_Written task_. Take the material below and retype it in full; pictures are left out.

══════════

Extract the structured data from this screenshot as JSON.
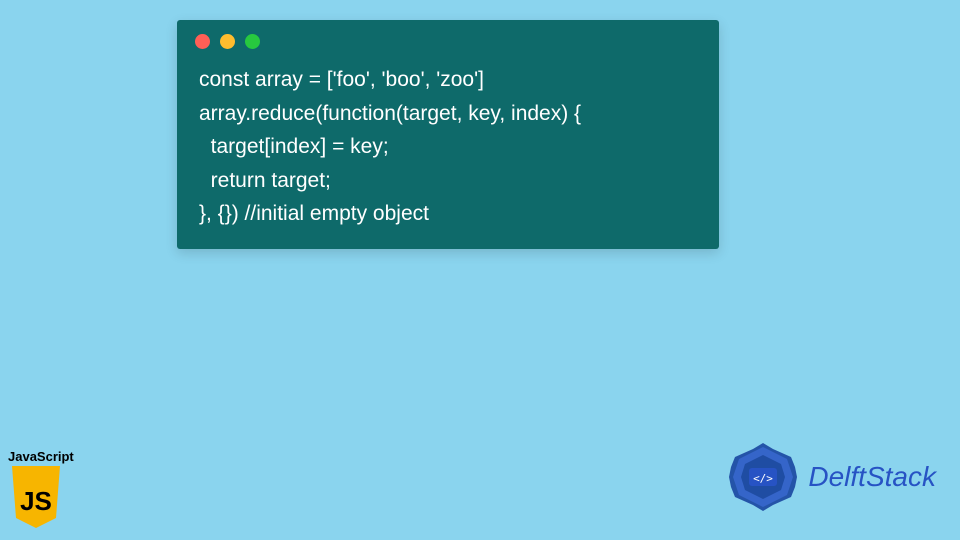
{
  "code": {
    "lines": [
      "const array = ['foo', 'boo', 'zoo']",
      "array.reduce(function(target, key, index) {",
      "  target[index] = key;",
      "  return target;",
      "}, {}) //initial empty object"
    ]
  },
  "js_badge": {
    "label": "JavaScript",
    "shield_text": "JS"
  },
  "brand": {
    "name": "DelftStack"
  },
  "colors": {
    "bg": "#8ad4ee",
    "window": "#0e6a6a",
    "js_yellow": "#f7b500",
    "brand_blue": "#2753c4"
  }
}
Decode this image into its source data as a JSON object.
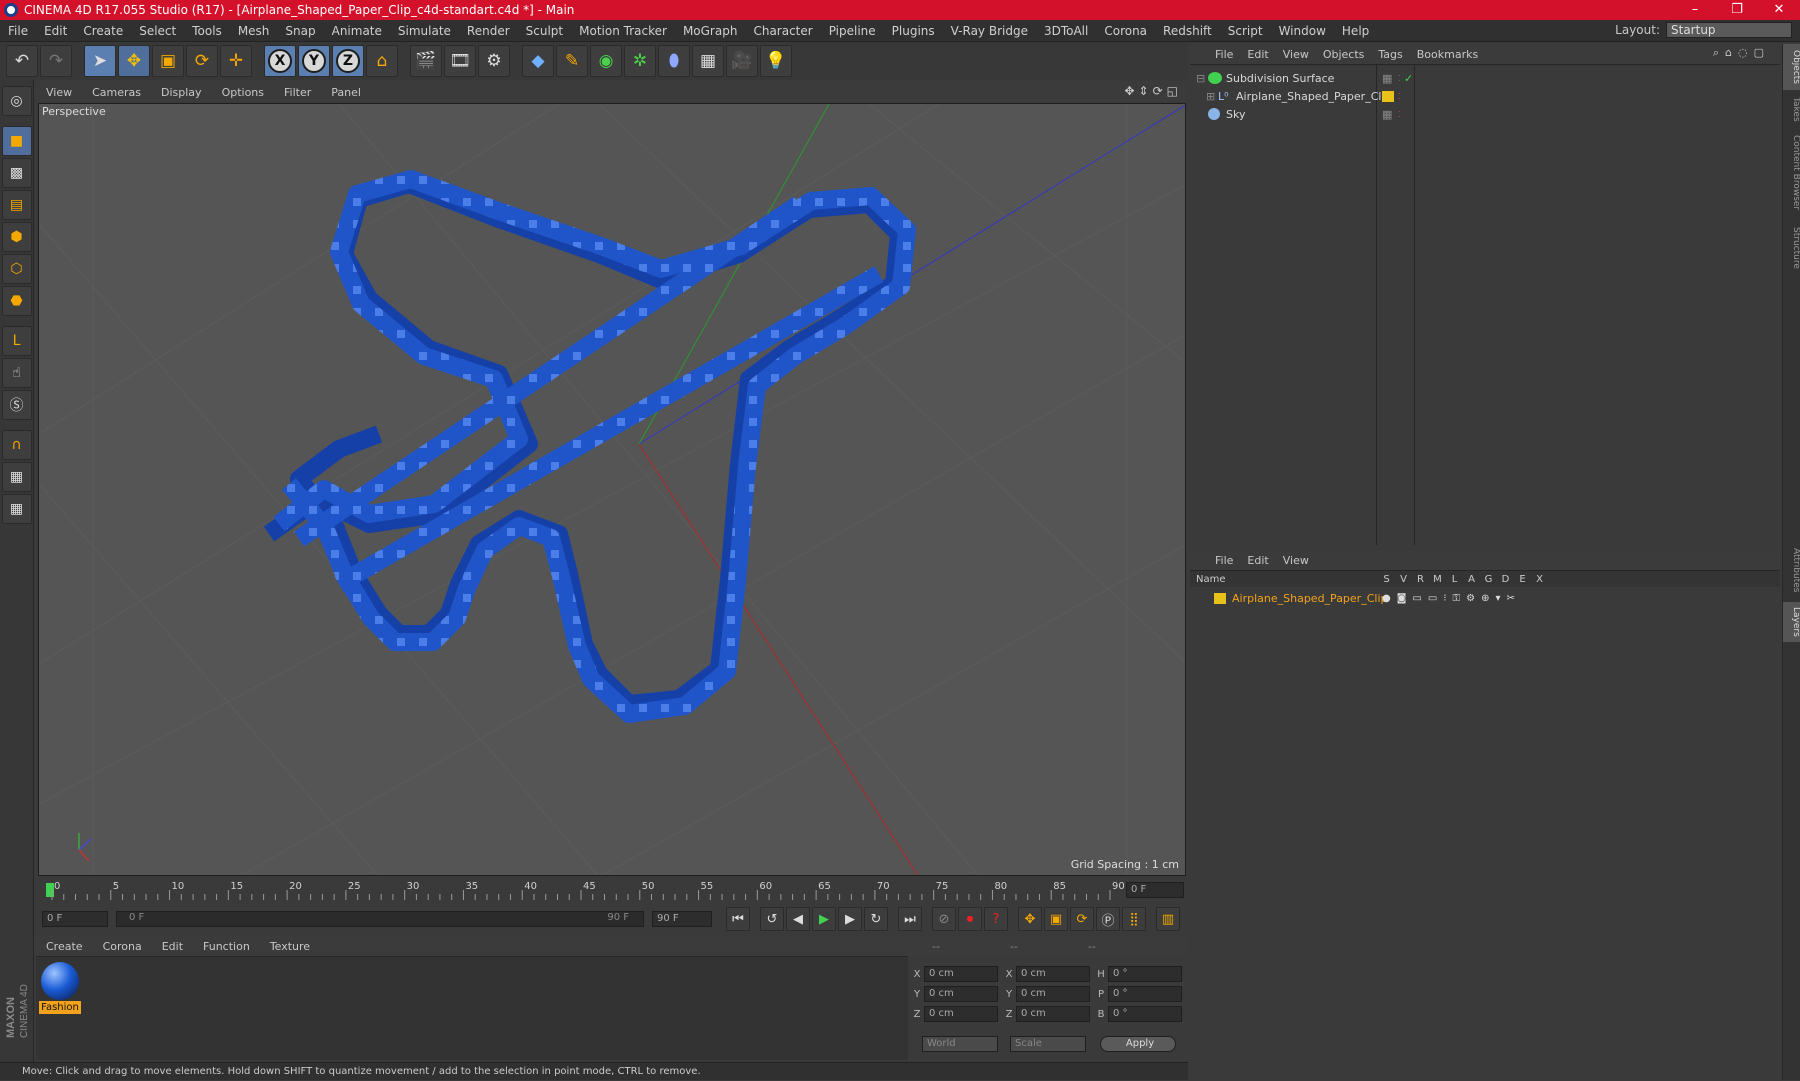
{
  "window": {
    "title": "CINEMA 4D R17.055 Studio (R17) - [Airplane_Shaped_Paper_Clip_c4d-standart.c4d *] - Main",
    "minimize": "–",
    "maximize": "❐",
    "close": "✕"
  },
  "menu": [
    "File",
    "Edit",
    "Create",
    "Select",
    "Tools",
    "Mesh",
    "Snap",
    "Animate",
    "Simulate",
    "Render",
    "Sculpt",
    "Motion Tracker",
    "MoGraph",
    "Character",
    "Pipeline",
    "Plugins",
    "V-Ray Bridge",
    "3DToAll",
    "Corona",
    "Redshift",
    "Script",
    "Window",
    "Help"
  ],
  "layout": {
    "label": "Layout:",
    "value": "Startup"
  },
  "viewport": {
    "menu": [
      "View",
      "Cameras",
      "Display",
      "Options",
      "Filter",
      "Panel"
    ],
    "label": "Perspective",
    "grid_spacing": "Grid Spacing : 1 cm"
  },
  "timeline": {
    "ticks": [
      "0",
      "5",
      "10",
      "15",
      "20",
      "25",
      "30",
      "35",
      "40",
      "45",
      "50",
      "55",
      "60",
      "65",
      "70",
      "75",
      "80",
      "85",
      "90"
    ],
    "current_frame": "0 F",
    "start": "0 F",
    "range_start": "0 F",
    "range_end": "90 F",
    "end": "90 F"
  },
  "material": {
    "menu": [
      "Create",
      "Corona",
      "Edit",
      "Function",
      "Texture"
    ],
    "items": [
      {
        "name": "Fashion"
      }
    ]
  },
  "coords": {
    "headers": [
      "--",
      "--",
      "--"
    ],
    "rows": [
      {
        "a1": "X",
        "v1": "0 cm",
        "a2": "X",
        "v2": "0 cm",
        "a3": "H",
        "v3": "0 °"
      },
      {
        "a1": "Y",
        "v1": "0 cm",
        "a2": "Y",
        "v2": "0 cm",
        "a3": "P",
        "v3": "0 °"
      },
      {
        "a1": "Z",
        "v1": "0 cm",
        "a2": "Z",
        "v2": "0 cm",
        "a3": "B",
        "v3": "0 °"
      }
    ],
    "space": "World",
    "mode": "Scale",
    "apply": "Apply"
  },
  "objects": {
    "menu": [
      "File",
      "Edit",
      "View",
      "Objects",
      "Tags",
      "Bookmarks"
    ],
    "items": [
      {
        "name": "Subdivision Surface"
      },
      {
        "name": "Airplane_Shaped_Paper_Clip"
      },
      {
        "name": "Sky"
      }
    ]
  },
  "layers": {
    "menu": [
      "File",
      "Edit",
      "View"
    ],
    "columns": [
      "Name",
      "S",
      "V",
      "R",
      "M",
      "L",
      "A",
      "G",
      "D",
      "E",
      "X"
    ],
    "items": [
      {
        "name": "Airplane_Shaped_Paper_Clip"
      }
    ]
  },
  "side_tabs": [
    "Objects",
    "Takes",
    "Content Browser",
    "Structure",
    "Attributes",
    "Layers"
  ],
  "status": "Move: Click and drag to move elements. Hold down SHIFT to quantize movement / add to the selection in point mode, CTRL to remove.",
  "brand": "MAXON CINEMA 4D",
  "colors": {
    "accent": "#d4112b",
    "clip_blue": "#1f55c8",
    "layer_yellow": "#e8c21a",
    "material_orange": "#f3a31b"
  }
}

══════════

_Final result_.
Extract the structured data from this screenshot as JSON.
{
  "code": {
    "lines": [
      "const array = ['foo', 'boo', 'zoo']",
      "array.reduce(function(target, key, index) {",
      "  target[index] = key;",
      "  return target;",
      "}, {}) //initial empty object"
    ]
  },
  "js_badge": {
    "label": "JavaScript",
    "shield_text": "JS"
  },
  "brand": {
    "name": "DelftStack"
  },
  "colors": {
    "bg": "#8ad4ee",
    "window": "#0e6a6a",
    "js_yellow": "#f7b500",
    "brand_blue": "#2753c4"
  }
}
Decode this image into its source data as a JSON object.
{
  "window": {
    "title": "CINEMA 4D R17.055 Studio (R17) - [Airplane_Shaped_Paper_Clip_c4d-standart.c4d *] - Main",
    "minimize": "–",
    "maximize": "❐",
    "close": "✕"
  },
  "menu": [
    "File",
    "Edit",
    "Create",
    "Select",
    "Tools",
    "Mesh",
    "Snap",
    "Animate",
    "Simulate",
    "Render",
    "Sculpt",
    "Motion Tracker",
    "MoGraph",
    "Character",
    "Pipeline",
    "Plugins",
    "V-Ray Bridge",
    "3DToAll",
    "Corona",
    "Redshift",
    "Script",
    "Window",
    "Help"
  ],
  "layout": {
    "label": "Layout:",
    "value": "Startup"
  },
  "viewport": {
    "menu": [
      "View",
      "Cameras",
      "Display",
      "Options",
      "Filter",
      "Panel"
    ],
    "label": "Perspective",
    "grid_spacing": "Grid Spacing : 1 cm"
  },
  "timeline": {
    "ticks": [
      "0",
      "5",
      "10",
      "15",
      "20",
      "25",
      "30",
      "35",
      "40",
      "45",
      "50",
      "55",
      "60",
      "65",
      "70",
      "75",
      "80",
      "85",
      "90"
    ],
    "current_frame": "0 F",
    "start": "0 F",
    "range_start": "0 F",
    "range_end": "90 F",
    "end": "90 F"
  },
  "material": {
    "menu": [
      "Create",
      "Corona",
      "Edit",
      "Function",
      "Texture"
    ],
    "items": [
      {
        "name": "Fashion"
      }
    ]
  },
  "coords": {
    "headers": [
      "--",
      "--",
      "--"
    ],
    "rows": [
      {
        "a1": "X",
        "v1": "0 cm",
        "a2": "X",
        "v2": "0 cm",
        "a3": "H",
        "v3": "0 °"
      },
      {
        "a1": "Y",
        "v1": "0 cm",
        "a2": "Y",
        "v2": "0 cm",
        "a3": "P",
        "v3": "0 °"
      },
      {
        "a1": "Z",
        "v1": "0 cm",
        "a2": "Z",
        "v2": "0 cm",
        "a3": "B",
        "v3": "0 °"
      }
    ],
    "space": "World",
    "mode": "Scale",
    "apply": "Apply"
  },
  "objects": {
    "menu": [
      "File",
      "Edit",
      "View",
      "Objects",
      "Tags",
      "Bookmarks"
    ],
    "items": [
      {
        "name": "Subdivision Surface"
      },
      {
        "name": "Airplane_Shaped_Paper_Clip"
      },
      {
        "name": "Sky"
      }
    ]
  },
  "layers": {
    "menu": [
      "File",
      "Edit",
      "View"
    ],
    "columns": [
      "Name",
      "S",
      "V",
      "R",
      "M",
      "L",
      "A",
      "G",
      "D",
      "E",
      "X"
    ],
    "items": [
      {
        "name": "Airplane_Shaped_Paper_Clip"
      }
    ]
  },
  "side_tabs": [
    "Objects",
    "Takes",
    "Content Browser",
    "Structure",
    "Attributes",
    "Layers"
  ],
  "status": "Move: Click and drag to move elements. Hold down SHIFT to quantize movement / add to the selection in point mode, CTRL to remove.",
  "brand": "MAXON CINEMA 4D",
  "colors": {
    "accent": "#d4112b",
    "clip_blue": "#1f55c8",
    "layer_yellow": "#e8c21a",
    "material_orange": "#f3a31b"
  }
}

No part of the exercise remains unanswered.